__Exercise__: Lines holding the string "season" are the ones to copy; find them all in the data.

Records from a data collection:
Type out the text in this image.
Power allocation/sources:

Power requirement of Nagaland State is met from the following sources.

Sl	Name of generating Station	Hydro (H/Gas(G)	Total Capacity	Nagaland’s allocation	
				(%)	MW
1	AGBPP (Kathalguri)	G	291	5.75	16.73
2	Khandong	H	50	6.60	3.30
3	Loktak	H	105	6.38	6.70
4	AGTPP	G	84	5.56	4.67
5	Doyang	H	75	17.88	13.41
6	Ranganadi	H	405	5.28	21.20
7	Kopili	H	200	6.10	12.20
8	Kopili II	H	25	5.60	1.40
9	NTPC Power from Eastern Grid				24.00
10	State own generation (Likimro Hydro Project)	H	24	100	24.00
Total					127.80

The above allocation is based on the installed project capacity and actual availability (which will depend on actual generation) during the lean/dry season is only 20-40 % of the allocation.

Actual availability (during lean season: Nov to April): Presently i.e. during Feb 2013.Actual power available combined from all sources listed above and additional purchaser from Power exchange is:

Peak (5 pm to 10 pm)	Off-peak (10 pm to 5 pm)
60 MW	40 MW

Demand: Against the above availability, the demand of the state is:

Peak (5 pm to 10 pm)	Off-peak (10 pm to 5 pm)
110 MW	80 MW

__Solution to this exercise__:
The above allocation is based on the installed project capacity and actual availability (which will depend on actual generation) during the lean/dry season is only 20-40 % of the allocation.
Actual availability (during lean season: Nov to April): Presently i.e. during Feb 2013.Actual power available combined from all sources listed above and additional purchaser from Power exchange is:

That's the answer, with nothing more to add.